Given exercise
In your copy, leave out the pictures and repeat the entries below exactly.

(A block of data)
********

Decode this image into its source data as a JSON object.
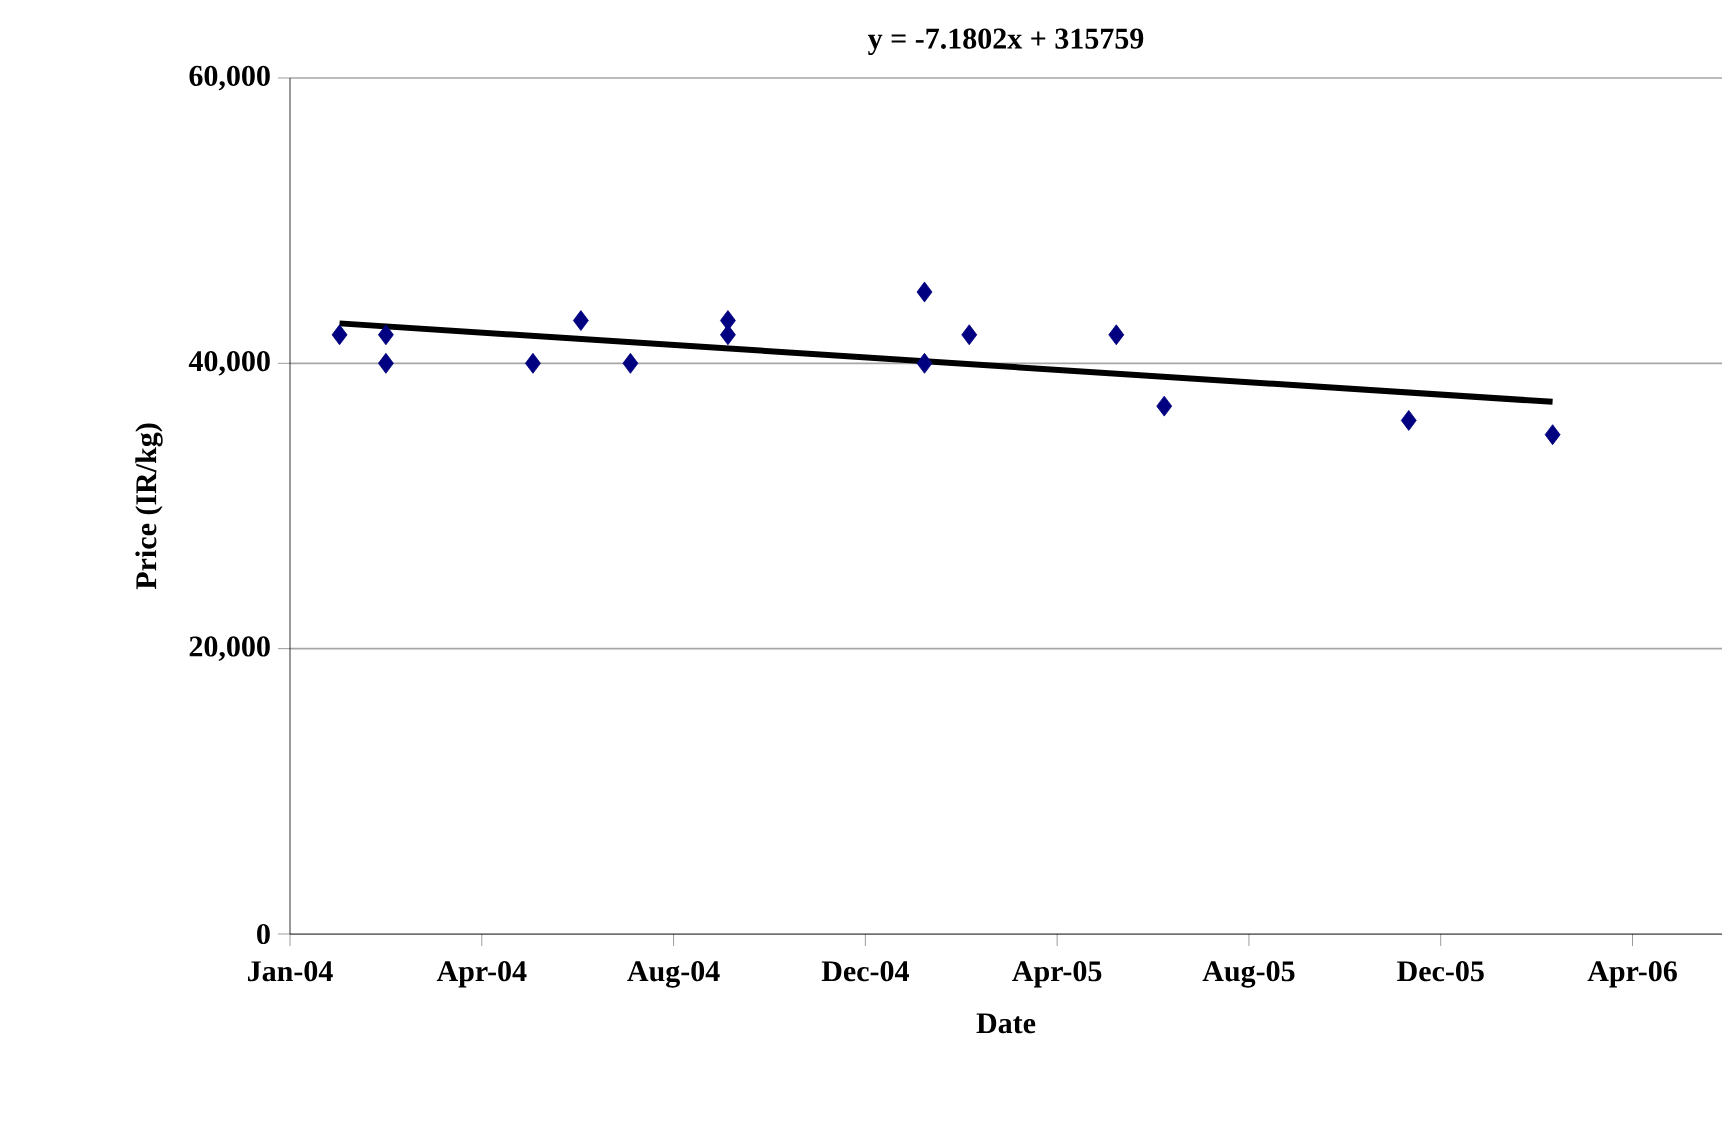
{
  "chart_data": {
    "type": "scatter",
    "title": "y = -7.1802x + 315759",
    "xlabel": "Date",
    "ylabel": "Price (IR/kg)",
    "xlim": [
      "2004-01-01",
      "2006-06-15"
    ],
    "xticks": [
      {
        "value": "2004-01-01",
        "label": "Jan-04"
      },
      {
        "value": "2004-04-30",
        "label": "Apr-04"
      },
      {
        "value": "2004-08-28",
        "label": "Aug-04"
      },
      {
        "value": "2004-12-26",
        "label": "Dec-04"
      },
      {
        "value": "2005-04-25",
        "label": "Apr-05"
      },
      {
        "value": "2005-08-23",
        "label": "Aug-05"
      },
      {
        "value": "2005-12-21",
        "label": "Dec-05"
      },
      {
        "value": "2006-04-20",
        "label": "Apr-06"
      }
    ],
    "ylim": [
      0,
      60000
    ],
    "yticks": [
      {
        "value": 0,
        "label": "0"
      },
      {
        "value": 20000,
        "label": "20,000"
      },
      {
        "value": 40000,
        "label": "40,000"
      },
      {
        "value": 60000,
        "label": "60,000"
      }
    ],
    "grid": "y",
    "series": [
      {
        "marker": "diamond",
        "color": "#000080",
        "x": [
          "2004-02-01",
          "2004-03-01",
          "2004-03-01",
          "2004-06-01",
          "2004-07-01",
          "2004-08-01",
          "2004-10-01",
          "2004-10-01",
          "2005-02-01",
          "2005-02-01",
          "2005-03-01",
          "2005-06-01",
          "2005-07-01",
          "2005-12-01",
          "2006-03-01"
        ],
        "values": [
          42000,
          42000,
          40000,
          40000,
          43000,
          40000,
          43000,
          42000,
          45000,
          40000,
          42000,
          42000,
          37000,
          36000,
          35000
        ]
      },
      {
        "type": "line",
        "marker": "none",
        "line_style": "solid",
        "color": "#000000",
        "x": [
          "2004-02-01",
          "2006-03-01"
        ],
        "values": [
          42800,
          37300
        ]
      }
    ]
  }
}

********

Answer to the task
Decode this image into its source data as a JSON object.
{
  "chart_data": {
    "type": "scatter",
    "title": "y = -7.1802x + 315759",
    "xlabel": "Date",
    "ylabel": "Price (IR/kg)",
    "xlim": [
      "2004-01-01",
      "2006-06-15"
    ],
    "xticks": [
      {
        "value": "2004-01-01",
        "label": "Jan-04"
      },
      {
        "value": "2004-04-30",
        "label": "Apr-04"
      },
      {
        "value": "2004-08-28",
        "label": "Aug-04"
      },
      {
        "value": "2004-12-26",
        "label": "Dec-04"
      },
      {
        "value": "2005-04-25",
        "label": "Apr-05"
      },
      {
        "value": "2005-08-23",
        "label": "Aug-05"
      },
      {
        "value": "2005-12-21",
        "label": "Dec-05"
      },
      {
        "value": "2006-04-20",
        "label": "Apr-06"
      }
    ],
    "ylim": [
      0,
      60000
    ],
    "yticks": [
      {
        "value": 0,
        "label": "0"
      },
      {
        "value": 20000,
        "label": "20,000"
      },
      {
        "value": 40000,
        "label": "40,000"
      },
      {
        "value": 60000,
        "label": "60,000"
      }
    ],
    "grid": "y",
    "series": [
      {
        "marker": "diamond",
        "color": "#000080",
        "x": [
          "2004-02-01",
          "2004-03-01",
          "2004-03-01",
          "2004-06-01",
          "2004-07-01",
          "2004-08-01",
          "2004-10-01",
          "2004-10-01",
          "2005-02-01",
          "2005-02-01",
          "2005-03-01",
          "2005-06-01",
          "2005-07-01",
          "2005-12-01",
          "2006-03-01"
        ],
        "values": [
          42000,
          42000,
          40000,
          40000,
          43000,
          40000,
          43000,
          42000,
          45000,
          40000,
          42000,
          42000,
          37000,
          36000,
          35000
        ]
      },
      {
        "type": "line",
        "marker": "none",
        "line_style": "solid",
        "color": "#000000",
        "x": [
          "2004-02-01",
          "2006-03-01"
        ],
        "values": [
          42800,
          37300
        ]
      }
    ]
  }
}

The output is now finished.